Passage provided ->
The title of the book, You Know Me Al , refers to Keefe's constant refrain to his friend back home, typically after Keefe has proudly described how he has cleverly accomplished something he has so clearly bungled. His friend Al (along with us, the reader) may know the Busher quite well, but Jack Keefe certainly does not know himself. This points to the central irony of the book: the more Keefe describes himself, the better we understand him, although it is typically directly contrary to what he has just explained about himself. If Jack discusses a smart move he has made, it is inescapably stupid, and that which is confusing to him is clearly plain to us.

Early on in the book, he declares his resolve to hold out against the famously stingy Charles Comiskey: "I am going to get a contract for three thousand and if he don't want to give it to me than he can do the other thing," Jack boasts. The next day, he describes his meeting with Comiskey, saying, "He is a great old fellow Al and no wonder everybody likes him." Comiskey rebuffs Keefe's absurd offer (established players in this time made no more than $5,000 a year, and Keefe is a raw rookie), giving him a contract for half of what was offered, reminding him "we always have a city serious here in the fall where a fellow picks up a good bunch of money." It's true that players often made a few hundred dollars in such cross-city series, but Keefe is nowhere near his contract demand. Yet he concludes, "My yearly salary will be fifteen hundred dollars besides what the city serious brings me. And that is only for the first year. I will demand three thousand or four thousand dollars next year." As he always does, the Busher turns his own loss into an obvious victory-obvious, of course, only to him.

Aside from Lardner's marvelously backhanded characterization and his perfectly captured dialect (which sparkles even today, nearly a hundred years later) he gives us a fantastic glimpse into the golden years of baseball, the days of Cobb, McGraw, Kid Gleason and Eddie Collins, the latter in their prelapsarian days, before the Black Sox scandal forever marred their names. Players far savvier than Keefe play on the Busher's ignorance, playing the sort of psychological games Cobb made famous, praising his fastball and swelling his head before he takes the mound, or playing pranks on him off the field. Since Keefe is so ignorant, he reports these moments with the innocence and naivete of a child, making them even clearer in the retelling.

Work task -> Please rewrite the passage about You Know Me Al from "Aside from Lardner's" through "in the retelling.", changing "fantastic" to "remarkable". The records are separate material, apart from the passage.

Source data
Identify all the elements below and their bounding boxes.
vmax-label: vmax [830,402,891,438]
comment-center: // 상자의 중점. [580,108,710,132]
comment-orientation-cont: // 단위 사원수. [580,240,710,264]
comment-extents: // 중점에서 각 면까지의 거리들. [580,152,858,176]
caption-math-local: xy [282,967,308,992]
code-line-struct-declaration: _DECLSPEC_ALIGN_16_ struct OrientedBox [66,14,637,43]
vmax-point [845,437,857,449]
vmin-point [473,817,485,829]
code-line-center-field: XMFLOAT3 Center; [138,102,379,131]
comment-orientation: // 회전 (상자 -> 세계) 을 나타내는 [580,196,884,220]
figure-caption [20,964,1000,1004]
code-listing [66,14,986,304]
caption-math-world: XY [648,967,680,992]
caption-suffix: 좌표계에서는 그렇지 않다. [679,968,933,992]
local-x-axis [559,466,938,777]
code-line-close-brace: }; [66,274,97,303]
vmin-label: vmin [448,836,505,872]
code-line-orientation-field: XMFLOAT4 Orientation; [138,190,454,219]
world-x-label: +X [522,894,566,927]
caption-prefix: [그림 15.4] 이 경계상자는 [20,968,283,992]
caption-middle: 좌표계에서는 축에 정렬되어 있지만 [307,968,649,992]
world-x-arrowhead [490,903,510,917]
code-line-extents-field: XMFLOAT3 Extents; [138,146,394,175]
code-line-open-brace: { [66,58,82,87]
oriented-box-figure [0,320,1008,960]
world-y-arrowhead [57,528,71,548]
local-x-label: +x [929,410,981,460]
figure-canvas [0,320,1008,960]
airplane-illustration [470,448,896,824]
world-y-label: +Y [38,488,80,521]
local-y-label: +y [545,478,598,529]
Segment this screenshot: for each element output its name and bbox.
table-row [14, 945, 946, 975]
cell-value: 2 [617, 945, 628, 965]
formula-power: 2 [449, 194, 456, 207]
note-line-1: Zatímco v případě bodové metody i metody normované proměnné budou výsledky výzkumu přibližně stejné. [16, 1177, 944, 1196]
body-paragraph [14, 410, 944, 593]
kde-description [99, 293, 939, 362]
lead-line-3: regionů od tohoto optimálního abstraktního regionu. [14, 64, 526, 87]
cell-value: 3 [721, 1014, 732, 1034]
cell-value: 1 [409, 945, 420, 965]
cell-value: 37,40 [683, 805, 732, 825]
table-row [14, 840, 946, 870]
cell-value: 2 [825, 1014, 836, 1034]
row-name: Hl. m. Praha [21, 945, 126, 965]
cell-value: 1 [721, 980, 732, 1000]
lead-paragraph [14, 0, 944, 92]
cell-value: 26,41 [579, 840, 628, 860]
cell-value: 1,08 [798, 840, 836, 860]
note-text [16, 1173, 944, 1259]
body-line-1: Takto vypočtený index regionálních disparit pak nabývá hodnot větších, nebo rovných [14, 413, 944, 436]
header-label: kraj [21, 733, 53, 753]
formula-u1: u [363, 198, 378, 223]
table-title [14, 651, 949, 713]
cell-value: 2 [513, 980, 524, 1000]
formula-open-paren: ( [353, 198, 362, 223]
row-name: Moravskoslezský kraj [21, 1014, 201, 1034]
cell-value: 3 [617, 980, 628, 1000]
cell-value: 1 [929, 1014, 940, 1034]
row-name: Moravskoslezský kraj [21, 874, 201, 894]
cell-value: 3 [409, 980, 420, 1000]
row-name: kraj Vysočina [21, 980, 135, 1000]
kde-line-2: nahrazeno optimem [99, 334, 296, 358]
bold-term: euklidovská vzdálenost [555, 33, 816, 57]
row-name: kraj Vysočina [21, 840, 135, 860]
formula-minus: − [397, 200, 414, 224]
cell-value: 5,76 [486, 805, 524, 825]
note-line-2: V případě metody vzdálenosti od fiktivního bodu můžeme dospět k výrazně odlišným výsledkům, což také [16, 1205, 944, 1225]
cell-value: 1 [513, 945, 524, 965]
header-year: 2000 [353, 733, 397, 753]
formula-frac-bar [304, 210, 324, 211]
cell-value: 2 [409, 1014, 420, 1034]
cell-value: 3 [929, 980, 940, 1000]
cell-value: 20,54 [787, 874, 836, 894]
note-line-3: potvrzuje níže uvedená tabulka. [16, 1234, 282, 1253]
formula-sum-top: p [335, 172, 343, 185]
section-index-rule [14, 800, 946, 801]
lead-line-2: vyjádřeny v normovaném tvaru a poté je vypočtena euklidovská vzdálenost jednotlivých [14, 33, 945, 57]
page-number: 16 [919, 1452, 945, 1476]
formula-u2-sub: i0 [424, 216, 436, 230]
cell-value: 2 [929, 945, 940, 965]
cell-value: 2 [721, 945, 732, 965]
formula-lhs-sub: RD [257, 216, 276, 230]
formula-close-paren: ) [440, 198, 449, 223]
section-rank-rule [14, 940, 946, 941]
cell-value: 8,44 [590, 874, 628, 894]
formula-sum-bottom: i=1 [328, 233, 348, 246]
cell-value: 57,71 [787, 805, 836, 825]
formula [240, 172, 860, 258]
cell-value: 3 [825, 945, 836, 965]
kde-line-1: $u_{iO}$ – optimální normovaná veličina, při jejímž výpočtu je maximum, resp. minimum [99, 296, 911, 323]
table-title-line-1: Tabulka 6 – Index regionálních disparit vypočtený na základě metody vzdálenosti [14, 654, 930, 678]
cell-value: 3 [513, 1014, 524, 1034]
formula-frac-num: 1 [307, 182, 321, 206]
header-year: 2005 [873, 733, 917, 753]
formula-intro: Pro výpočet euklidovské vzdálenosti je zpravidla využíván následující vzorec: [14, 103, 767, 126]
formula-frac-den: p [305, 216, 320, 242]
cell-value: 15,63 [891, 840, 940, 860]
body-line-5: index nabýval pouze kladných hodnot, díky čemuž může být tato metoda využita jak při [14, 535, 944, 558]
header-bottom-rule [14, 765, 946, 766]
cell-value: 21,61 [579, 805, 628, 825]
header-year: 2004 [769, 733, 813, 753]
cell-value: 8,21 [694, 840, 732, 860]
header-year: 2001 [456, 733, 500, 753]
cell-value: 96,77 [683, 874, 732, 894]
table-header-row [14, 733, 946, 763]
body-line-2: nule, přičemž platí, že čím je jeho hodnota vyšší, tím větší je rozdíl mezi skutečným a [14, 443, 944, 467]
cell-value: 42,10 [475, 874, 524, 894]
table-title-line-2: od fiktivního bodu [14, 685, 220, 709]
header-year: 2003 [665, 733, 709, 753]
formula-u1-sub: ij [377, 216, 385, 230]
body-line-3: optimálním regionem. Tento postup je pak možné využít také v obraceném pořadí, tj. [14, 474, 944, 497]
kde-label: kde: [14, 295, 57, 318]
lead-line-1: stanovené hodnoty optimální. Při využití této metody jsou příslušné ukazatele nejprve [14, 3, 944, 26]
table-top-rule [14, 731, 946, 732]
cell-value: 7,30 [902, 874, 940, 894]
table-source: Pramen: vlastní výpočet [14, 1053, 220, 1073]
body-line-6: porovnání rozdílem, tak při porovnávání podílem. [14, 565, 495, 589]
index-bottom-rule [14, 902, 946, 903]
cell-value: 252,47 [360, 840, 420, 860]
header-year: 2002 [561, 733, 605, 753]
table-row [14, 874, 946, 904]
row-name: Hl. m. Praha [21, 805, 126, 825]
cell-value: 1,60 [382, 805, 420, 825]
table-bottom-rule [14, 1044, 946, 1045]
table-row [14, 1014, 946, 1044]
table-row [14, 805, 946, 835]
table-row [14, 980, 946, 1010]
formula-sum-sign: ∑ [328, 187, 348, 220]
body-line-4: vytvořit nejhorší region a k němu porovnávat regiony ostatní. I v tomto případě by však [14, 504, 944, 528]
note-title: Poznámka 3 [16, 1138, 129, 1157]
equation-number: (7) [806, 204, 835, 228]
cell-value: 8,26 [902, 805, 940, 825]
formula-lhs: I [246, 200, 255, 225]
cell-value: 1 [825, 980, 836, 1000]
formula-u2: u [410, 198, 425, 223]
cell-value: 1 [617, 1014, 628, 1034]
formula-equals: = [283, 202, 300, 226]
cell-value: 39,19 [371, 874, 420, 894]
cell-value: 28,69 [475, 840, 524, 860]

Finished exercise ->
Aside from Lardner's marvelously backhanded characterization and his perfectly captured dialect (which sparkles even today, nearly a hundred years later) he gives us a remarkable glimpse into the golden years of baseball, the days of Cobb, McGraw, Kid Gleason and Eddie Collins, the latter in their prelapsarian days, before the Black Sox scandal forever marred their names. Players far savvier than Keefe play on the Busher's ignorance, playing the sort of psychological games Cobb made famous, praising his fastball and swelling his head before he takes the mound, or playing pranks on him off the field. Since Keefe is so ignorant, he reports these moments with the innocence and naivete of a child, making them even clearer in the retelling.